Look through the material and copy each line holding "Advanced".

--- START Data listing ---

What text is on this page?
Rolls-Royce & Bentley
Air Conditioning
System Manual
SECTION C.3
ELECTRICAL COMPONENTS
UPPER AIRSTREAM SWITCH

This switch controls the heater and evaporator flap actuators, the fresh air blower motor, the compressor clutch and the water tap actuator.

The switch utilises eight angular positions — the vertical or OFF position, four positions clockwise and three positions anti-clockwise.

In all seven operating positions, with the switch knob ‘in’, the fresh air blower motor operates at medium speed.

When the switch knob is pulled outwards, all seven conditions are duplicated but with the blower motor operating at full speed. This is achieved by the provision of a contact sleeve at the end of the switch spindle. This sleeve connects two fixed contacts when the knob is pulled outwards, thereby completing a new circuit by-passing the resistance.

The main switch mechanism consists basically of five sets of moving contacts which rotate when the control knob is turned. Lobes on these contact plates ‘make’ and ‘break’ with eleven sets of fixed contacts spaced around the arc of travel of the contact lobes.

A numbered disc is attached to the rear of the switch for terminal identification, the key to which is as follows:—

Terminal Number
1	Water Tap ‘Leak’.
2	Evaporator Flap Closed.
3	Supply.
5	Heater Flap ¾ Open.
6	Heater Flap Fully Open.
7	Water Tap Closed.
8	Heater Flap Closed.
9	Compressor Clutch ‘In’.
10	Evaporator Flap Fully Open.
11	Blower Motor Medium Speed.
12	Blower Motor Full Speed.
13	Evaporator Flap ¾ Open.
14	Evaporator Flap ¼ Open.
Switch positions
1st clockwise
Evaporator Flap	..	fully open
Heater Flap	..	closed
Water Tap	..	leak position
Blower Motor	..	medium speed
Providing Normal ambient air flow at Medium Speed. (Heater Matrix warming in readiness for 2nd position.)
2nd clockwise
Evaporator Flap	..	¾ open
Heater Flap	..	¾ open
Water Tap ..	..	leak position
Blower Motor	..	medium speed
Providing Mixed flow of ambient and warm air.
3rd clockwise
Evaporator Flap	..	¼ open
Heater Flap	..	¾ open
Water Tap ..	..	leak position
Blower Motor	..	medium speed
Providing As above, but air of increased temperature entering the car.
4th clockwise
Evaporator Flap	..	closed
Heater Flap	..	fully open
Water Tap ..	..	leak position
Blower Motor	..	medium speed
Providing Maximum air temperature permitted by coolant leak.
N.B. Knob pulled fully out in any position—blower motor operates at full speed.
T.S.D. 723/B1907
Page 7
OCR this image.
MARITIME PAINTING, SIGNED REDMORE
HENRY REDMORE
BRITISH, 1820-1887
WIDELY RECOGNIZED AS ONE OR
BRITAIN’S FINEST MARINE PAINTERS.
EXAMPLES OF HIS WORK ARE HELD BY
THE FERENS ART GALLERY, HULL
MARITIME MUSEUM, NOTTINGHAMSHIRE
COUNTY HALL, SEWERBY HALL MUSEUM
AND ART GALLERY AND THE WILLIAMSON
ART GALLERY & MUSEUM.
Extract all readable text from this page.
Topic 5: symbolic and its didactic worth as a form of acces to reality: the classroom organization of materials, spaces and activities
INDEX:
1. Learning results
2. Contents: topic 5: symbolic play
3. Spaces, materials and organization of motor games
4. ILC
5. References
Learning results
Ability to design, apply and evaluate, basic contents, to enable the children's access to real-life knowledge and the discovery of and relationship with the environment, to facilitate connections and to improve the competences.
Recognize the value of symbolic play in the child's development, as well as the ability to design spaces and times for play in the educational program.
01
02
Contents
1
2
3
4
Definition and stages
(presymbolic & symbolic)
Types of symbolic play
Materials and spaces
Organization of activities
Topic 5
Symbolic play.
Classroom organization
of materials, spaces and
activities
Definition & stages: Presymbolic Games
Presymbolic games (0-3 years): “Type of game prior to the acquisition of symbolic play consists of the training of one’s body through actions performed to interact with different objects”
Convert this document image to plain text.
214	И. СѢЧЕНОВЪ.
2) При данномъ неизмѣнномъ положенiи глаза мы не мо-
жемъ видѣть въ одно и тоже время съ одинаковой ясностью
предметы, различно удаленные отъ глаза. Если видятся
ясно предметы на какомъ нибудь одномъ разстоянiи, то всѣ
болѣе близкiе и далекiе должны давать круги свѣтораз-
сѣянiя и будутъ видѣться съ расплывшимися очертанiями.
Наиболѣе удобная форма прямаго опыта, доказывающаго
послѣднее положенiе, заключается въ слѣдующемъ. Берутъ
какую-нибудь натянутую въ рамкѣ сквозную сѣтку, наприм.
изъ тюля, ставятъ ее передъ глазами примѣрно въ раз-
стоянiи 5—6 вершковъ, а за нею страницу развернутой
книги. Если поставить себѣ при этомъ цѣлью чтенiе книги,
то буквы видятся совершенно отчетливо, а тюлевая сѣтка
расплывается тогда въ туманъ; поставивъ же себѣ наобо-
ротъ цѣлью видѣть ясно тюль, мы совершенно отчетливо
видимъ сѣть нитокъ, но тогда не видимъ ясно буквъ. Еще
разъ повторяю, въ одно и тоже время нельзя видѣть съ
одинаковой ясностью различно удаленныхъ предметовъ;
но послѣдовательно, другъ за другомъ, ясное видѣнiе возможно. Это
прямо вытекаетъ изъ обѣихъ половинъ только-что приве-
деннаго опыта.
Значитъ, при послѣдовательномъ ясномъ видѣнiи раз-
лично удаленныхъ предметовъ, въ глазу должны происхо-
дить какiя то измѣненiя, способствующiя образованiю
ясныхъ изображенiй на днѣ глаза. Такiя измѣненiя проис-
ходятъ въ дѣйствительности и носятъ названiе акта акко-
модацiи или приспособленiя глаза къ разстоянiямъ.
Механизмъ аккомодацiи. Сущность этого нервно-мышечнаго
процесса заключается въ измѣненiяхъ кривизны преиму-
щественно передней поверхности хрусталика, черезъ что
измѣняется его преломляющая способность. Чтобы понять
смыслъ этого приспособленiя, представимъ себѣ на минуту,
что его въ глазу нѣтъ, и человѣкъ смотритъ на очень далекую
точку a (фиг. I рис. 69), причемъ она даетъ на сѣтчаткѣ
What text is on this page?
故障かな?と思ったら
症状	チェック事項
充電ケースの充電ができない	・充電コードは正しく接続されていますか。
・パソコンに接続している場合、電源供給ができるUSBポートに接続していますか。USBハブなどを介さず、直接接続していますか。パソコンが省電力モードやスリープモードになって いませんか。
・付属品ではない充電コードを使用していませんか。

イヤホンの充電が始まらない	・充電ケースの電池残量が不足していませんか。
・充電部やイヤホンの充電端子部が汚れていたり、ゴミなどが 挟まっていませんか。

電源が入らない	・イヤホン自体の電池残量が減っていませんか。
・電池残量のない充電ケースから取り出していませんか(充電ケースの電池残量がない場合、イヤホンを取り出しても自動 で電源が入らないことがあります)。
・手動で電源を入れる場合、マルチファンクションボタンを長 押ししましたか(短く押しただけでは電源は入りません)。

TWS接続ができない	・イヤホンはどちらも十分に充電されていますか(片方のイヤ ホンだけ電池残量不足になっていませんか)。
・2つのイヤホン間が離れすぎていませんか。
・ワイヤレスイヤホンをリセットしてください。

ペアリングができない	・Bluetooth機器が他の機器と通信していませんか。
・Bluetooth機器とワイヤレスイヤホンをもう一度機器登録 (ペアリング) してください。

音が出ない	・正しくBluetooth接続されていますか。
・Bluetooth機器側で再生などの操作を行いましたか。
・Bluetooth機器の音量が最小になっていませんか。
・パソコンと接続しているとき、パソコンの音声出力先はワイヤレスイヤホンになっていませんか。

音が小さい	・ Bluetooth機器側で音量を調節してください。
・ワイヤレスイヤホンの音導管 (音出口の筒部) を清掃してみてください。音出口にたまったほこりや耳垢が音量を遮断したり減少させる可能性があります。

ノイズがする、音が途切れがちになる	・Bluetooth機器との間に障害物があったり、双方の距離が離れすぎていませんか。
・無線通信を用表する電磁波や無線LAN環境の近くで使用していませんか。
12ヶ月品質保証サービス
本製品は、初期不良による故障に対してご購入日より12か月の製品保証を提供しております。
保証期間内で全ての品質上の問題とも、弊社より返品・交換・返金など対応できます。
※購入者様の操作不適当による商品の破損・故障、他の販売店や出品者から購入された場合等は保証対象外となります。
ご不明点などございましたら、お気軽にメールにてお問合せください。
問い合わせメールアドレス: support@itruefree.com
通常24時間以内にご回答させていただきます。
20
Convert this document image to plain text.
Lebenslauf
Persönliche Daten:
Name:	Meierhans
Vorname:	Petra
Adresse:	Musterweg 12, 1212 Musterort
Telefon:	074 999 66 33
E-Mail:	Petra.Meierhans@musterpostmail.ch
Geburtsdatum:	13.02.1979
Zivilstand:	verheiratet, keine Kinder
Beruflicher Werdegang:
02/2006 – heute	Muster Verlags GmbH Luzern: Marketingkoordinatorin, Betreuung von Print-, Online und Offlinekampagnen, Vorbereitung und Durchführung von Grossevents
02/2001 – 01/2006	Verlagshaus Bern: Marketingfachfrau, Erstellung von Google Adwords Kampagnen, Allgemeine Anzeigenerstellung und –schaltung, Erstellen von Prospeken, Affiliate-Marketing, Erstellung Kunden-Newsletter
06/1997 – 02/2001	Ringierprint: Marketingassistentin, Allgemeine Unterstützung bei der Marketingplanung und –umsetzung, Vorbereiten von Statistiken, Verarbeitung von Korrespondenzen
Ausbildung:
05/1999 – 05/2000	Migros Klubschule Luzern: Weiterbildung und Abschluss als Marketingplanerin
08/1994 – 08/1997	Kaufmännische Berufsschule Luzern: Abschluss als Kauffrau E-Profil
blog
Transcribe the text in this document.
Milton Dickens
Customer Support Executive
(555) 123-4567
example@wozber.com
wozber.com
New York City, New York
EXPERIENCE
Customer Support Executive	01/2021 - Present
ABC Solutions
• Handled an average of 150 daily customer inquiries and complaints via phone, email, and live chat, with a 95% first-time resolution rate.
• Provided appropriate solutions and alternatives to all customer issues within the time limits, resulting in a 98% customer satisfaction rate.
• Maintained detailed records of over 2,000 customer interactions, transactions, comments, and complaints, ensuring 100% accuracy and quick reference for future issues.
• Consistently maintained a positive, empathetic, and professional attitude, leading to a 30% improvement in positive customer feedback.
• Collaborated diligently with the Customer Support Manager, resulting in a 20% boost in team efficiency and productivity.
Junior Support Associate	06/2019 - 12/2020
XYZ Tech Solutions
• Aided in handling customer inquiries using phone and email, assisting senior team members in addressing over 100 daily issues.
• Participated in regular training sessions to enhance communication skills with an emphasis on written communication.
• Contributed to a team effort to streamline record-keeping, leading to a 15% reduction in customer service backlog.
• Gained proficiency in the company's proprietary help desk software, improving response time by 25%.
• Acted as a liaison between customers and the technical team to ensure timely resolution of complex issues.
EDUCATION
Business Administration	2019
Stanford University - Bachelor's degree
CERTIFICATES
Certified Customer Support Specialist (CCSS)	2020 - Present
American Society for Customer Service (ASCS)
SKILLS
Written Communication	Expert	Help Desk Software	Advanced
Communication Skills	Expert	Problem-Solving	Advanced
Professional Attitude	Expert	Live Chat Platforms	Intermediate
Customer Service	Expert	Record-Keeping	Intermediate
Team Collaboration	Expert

--- END Data listing ---

__Reply__.
Written Communication	Expert	Help Desk Software	Advanced
Communication Skills	Expert	Problem-Solving	Advanced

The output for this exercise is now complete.